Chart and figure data
▬▬▬
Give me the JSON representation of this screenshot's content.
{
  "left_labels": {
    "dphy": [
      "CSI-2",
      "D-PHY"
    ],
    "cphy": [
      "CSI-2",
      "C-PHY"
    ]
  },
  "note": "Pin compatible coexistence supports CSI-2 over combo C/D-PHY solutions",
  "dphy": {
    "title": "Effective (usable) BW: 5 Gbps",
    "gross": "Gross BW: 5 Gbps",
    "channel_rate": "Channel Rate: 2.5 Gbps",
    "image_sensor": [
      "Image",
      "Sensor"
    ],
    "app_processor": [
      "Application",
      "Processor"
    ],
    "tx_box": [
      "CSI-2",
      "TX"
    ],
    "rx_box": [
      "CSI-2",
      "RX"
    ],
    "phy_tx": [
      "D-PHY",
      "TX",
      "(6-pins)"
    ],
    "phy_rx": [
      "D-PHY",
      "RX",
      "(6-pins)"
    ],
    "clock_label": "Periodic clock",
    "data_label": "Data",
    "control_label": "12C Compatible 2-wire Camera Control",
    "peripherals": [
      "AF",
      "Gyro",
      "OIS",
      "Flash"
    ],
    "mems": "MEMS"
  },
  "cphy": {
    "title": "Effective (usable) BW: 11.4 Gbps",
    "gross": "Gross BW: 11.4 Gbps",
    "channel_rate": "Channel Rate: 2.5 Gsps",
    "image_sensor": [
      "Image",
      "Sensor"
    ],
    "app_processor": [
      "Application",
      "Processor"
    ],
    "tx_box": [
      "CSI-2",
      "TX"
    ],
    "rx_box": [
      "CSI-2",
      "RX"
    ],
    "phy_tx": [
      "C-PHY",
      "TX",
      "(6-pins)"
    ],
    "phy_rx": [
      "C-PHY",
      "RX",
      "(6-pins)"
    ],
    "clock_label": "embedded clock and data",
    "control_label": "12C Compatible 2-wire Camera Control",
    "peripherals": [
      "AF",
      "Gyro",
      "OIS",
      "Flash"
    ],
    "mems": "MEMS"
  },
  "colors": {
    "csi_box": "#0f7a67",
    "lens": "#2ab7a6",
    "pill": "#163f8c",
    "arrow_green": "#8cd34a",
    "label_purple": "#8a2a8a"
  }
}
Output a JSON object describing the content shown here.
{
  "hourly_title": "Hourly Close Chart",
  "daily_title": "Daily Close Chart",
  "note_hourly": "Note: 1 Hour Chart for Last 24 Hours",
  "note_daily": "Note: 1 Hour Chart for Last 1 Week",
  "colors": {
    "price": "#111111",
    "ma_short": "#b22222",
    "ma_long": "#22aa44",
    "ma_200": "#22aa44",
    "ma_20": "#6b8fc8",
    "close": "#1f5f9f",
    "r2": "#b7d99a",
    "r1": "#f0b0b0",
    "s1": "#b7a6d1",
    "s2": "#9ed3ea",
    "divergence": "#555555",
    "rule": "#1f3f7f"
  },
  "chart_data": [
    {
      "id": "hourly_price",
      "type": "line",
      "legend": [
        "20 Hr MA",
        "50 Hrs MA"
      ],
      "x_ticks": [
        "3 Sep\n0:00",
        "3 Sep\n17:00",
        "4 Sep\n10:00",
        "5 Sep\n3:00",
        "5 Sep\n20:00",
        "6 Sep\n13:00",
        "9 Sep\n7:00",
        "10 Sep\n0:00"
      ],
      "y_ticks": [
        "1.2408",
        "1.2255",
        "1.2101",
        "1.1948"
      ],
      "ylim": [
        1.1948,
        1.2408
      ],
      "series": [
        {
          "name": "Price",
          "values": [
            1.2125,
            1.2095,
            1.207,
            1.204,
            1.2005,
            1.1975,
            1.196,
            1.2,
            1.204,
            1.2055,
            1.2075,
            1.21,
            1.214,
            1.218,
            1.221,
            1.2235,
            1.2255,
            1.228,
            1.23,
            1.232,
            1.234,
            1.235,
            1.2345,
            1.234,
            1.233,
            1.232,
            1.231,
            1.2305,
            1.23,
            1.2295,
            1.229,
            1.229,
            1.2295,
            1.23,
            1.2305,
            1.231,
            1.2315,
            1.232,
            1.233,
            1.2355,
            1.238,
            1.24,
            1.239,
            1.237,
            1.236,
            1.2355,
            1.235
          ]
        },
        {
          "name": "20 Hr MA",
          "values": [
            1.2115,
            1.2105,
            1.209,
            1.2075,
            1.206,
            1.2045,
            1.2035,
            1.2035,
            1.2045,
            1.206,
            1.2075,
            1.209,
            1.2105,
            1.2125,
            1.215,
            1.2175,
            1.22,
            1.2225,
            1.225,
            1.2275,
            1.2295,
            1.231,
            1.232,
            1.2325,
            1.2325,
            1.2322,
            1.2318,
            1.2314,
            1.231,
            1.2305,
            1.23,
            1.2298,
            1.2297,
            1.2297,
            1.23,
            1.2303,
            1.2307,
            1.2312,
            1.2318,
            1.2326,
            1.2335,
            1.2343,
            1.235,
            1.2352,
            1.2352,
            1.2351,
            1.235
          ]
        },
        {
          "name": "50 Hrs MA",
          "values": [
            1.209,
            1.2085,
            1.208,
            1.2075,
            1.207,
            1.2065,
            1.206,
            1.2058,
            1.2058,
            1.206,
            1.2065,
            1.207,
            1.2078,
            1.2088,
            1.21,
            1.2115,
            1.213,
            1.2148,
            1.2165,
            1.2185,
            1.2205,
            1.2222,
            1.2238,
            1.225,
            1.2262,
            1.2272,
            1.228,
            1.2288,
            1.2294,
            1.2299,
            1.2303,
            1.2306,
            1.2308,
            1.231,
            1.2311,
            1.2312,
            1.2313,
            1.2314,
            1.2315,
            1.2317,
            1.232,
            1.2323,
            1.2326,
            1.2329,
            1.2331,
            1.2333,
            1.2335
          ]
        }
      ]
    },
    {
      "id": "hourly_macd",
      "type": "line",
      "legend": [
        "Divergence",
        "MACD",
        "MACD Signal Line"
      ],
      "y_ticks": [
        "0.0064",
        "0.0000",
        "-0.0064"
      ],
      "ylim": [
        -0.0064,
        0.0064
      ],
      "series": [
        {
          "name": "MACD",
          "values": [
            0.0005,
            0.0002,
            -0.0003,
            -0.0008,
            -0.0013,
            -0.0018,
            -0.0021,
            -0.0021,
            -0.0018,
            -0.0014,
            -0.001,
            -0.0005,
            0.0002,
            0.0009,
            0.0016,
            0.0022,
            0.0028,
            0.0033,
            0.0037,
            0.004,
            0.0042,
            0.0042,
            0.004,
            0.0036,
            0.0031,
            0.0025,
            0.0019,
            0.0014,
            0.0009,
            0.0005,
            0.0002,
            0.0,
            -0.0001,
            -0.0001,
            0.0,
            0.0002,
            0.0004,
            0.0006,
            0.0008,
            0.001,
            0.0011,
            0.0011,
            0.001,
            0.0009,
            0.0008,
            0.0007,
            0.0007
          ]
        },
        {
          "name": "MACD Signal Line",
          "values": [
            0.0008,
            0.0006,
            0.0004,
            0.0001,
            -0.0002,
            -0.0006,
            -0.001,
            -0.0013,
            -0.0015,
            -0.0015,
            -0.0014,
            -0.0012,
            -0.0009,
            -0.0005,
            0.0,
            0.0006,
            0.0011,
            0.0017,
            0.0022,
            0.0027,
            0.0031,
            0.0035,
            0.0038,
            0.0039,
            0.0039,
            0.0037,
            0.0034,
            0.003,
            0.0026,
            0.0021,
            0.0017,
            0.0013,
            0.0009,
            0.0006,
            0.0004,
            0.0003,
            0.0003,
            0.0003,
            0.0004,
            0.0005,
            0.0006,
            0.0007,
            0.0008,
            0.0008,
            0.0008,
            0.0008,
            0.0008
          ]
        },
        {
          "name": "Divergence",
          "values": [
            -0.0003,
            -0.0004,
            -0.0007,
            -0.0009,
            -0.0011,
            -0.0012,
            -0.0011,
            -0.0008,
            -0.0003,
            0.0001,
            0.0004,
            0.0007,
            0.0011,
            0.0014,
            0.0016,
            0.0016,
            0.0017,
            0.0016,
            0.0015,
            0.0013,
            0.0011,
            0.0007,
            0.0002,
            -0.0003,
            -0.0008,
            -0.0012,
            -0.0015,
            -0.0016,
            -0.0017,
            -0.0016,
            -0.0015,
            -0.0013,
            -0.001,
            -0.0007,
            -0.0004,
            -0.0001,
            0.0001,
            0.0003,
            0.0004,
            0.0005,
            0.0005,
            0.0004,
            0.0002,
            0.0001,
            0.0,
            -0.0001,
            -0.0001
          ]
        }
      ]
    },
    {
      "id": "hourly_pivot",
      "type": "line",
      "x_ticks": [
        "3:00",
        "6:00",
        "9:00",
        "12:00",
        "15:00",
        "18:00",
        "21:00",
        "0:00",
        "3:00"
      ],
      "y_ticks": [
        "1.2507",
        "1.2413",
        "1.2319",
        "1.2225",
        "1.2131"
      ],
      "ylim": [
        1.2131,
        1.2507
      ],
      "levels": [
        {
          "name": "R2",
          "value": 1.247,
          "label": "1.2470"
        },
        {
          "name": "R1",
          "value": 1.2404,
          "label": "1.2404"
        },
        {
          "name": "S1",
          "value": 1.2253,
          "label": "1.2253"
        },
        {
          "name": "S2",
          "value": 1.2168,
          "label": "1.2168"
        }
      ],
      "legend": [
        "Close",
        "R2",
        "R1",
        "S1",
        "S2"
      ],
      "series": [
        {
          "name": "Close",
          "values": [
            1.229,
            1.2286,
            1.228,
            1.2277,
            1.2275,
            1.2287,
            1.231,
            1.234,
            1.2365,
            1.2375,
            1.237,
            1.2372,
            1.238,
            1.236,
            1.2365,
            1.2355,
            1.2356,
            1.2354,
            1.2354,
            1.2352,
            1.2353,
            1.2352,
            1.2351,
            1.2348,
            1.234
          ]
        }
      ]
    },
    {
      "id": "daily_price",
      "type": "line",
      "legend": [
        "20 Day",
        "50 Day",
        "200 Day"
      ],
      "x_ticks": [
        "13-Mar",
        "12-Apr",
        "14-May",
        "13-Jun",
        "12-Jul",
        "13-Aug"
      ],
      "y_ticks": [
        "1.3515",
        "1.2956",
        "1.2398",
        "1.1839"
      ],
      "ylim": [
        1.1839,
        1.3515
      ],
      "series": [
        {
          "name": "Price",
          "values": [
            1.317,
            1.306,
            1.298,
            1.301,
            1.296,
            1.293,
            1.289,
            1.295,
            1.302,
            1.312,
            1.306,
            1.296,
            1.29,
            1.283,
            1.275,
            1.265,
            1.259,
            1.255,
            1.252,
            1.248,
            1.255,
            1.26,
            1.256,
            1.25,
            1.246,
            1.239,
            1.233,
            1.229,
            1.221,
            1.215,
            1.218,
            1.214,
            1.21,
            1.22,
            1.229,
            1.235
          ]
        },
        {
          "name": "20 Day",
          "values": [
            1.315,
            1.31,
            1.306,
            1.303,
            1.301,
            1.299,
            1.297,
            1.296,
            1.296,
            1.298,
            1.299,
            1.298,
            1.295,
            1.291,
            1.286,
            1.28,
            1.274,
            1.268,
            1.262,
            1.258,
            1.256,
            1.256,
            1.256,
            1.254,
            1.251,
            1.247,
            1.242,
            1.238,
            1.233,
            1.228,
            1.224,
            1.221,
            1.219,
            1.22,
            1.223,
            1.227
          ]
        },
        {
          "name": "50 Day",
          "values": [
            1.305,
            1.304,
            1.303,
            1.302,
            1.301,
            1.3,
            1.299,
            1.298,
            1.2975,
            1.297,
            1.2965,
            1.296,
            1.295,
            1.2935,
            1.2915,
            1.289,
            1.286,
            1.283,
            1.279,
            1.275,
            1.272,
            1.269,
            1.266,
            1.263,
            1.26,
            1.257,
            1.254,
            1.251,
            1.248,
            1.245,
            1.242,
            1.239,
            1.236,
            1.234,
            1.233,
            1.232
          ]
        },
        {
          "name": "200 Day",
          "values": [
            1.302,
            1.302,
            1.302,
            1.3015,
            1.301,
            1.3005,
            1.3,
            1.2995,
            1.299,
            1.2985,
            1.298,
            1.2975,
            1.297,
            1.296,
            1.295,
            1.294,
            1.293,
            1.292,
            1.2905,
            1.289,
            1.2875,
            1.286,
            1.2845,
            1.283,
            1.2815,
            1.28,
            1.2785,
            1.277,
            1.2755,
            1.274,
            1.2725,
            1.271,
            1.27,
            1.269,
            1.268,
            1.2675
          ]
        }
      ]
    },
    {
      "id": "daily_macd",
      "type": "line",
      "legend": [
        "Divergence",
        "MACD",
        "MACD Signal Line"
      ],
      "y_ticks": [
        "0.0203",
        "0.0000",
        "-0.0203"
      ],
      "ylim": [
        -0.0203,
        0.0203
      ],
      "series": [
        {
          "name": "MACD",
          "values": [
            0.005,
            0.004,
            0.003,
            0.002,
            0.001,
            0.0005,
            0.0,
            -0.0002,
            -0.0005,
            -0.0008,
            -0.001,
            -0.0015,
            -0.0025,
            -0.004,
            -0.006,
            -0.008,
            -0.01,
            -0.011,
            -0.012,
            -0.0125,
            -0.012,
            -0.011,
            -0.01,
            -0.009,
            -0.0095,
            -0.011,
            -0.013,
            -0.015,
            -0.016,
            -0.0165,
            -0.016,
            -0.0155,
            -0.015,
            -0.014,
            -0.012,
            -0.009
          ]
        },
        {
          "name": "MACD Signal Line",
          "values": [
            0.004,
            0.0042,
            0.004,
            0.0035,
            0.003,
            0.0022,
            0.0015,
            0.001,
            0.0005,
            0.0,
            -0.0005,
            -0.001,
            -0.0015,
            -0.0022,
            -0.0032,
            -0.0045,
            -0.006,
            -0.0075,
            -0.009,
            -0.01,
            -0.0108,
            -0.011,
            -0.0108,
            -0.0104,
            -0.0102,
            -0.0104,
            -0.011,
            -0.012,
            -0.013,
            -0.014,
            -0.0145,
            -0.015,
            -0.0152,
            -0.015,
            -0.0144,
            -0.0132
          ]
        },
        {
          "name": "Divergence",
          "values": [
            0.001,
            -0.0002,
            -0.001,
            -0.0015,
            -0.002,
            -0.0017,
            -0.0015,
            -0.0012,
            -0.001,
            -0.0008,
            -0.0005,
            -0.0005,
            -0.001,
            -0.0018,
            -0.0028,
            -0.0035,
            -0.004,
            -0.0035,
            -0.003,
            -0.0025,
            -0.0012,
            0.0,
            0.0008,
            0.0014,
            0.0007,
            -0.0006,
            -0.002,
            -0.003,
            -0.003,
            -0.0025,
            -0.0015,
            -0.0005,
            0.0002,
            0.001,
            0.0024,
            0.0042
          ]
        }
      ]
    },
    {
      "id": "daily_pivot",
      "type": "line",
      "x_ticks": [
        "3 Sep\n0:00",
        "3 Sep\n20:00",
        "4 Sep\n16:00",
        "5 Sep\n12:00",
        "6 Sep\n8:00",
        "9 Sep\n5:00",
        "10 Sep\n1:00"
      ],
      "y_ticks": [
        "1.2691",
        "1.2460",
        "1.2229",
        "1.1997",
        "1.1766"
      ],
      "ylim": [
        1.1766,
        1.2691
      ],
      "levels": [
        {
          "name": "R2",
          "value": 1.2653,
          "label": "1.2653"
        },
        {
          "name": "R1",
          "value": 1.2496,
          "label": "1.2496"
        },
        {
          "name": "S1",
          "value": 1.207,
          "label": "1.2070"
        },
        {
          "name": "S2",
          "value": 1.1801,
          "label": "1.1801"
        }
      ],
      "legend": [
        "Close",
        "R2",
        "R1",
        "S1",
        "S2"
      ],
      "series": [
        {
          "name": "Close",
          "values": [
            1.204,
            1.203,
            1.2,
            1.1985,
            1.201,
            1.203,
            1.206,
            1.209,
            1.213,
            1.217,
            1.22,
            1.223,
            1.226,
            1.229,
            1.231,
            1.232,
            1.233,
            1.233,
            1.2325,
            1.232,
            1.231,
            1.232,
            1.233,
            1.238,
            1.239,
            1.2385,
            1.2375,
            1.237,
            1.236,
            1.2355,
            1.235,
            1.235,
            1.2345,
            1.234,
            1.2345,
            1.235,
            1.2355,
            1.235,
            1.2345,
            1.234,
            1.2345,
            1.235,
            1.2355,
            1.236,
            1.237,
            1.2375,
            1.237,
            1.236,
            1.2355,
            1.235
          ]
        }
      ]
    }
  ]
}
▬▬▬
## REQUIREMENTS
Find each line holding "usable". Copy it out.

## TASK RESPONSE
    "title": "Effective (usable) BW: 5 Gbps",
    "title": "Effective (usable) BW: 11.4 Gbps",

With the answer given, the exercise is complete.